== Challenge ==
Every record below should be printed exactly as given.
======== Entries provided
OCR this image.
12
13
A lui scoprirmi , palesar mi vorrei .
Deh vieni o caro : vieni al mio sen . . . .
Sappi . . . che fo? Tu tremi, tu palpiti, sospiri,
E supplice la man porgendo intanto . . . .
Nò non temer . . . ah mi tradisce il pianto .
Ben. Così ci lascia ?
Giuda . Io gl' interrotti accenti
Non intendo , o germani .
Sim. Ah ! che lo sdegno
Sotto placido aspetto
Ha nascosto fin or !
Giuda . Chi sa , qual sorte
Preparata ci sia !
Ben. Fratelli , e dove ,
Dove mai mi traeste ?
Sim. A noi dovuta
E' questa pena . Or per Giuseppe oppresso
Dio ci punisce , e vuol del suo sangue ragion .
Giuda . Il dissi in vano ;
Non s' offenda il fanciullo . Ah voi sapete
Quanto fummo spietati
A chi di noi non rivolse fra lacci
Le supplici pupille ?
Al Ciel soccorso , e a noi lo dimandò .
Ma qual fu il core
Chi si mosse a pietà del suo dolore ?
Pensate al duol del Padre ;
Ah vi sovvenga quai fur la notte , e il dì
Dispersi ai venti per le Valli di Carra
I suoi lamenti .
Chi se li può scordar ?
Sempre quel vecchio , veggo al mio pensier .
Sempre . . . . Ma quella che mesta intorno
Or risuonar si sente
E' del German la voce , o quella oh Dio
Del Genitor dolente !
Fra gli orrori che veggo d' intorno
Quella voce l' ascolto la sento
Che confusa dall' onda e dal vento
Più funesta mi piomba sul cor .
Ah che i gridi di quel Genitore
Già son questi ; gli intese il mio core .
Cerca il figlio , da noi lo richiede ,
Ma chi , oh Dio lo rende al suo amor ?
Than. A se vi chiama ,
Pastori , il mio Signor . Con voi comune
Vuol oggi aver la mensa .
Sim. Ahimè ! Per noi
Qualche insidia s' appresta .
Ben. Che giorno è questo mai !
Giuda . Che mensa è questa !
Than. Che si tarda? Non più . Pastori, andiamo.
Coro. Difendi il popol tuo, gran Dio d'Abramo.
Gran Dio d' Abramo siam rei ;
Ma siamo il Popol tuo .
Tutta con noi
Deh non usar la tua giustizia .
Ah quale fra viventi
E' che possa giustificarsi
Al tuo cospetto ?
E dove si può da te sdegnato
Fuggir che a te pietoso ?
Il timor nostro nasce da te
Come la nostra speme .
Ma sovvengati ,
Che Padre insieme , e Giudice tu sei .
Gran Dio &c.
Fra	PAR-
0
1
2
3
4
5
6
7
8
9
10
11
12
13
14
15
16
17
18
================
== Result below ==
OCR this image.
12
13
A lui scoprirmi , palesar mi vorrei .
Deh vieni o caro : vieni al mio sen . . . .
Sappi . . . che fo? Tu tremi, tu palpiti, sospiri,
E supplice la man porgendo intanto . . . .
Nò non temer . . . ah mi tradisce il pianto .
Ben. Così ci lascia ?
Giuda . Io gl' interrotti accenti
Non intendo , o germani .
Sim. Ah ! che lo sdegno
Sotto placido aspetto
Ha nascosto fin or !
Giuda . Chi sa , qual sorte
Preparata ci sia !
Ben. Fratelli , e dove ,
Dove mai mi traeste ?
Sim. A noi dovuta
E' questa pena . Or per Giuseppe oppresso
Dio ci punisce , e vuol del suo sangue ragion .
Giuda . Il dissi in vano ;
Non s' offenda il fanciullo . Ah voi sapete
Quanto fummo spietati
A chi di noi non rivolse fra lacci
Le supplici pupille ?
Al Ciel soccorso , e a noi lo dimandò .
Ma qual fu il core
Chi si mosse a pietà del suo dolore ?
Pensate al duol del Padre ;
Ah vi sovvenga quai fur la notte , e il dì
Dispersi ai venti per le Valli di Carra
I suoi lamenti .
Chi se li può scordar ?
Sempre quel vecchio , veggo al mio pensier .
Sempre . . . . Ma quella che mesta intorno
Or risuonar si sente
E' del German la voce , o quella oh Dio
Del Genitor dolente !
Fra gli orrori che veggo d' intorno
Quella voce l' ascolto la sento
Che confusa dall' onda e dal vento
Più funesta mi piomba sul cor .
Ah che i gridi di quel Genitore
Già son questi ; gli intese il mio core .
Cerca il figlio , da noi lo richiede ,
Ma chi , oh Dio lo rende al suo amor ?
Than. A se vi chiama ,
Pastori , il mio Signor . Con voi comune
Vuol oggi aver la mensa .
Sim. Ahimè ! Per noi
Qualche insidia s' appresta .
Ben. Che giorno è questo mai !
Giuda . Che mensa è questa !
Than. Che si tarda? Non più . Pastori, andiamo.
Coro. Difendi il popol tuo, gran Dio d'Abramo.
Gran Dio d' Abramo siam rei ;
Ma siamo il Popol tuo .
Tutta con noi
Deh non usar la tua giustizia .
Ah quale fra viventi
E' che possa giustificarsi
Al tuo cospetto ?
E dove si può da te sdegnato
Fuggir che a te pietoso ?
Il timor nostro nasce da te
Come la nostra speme .
Ma sovvengati ,
Che Padre insieme , e Giudice tu sei .
Gran Dio &c.
Fra	PAR-
0
1
2
3
4
5
6
7
8
9
10
11
12
13
14
15
16
17
18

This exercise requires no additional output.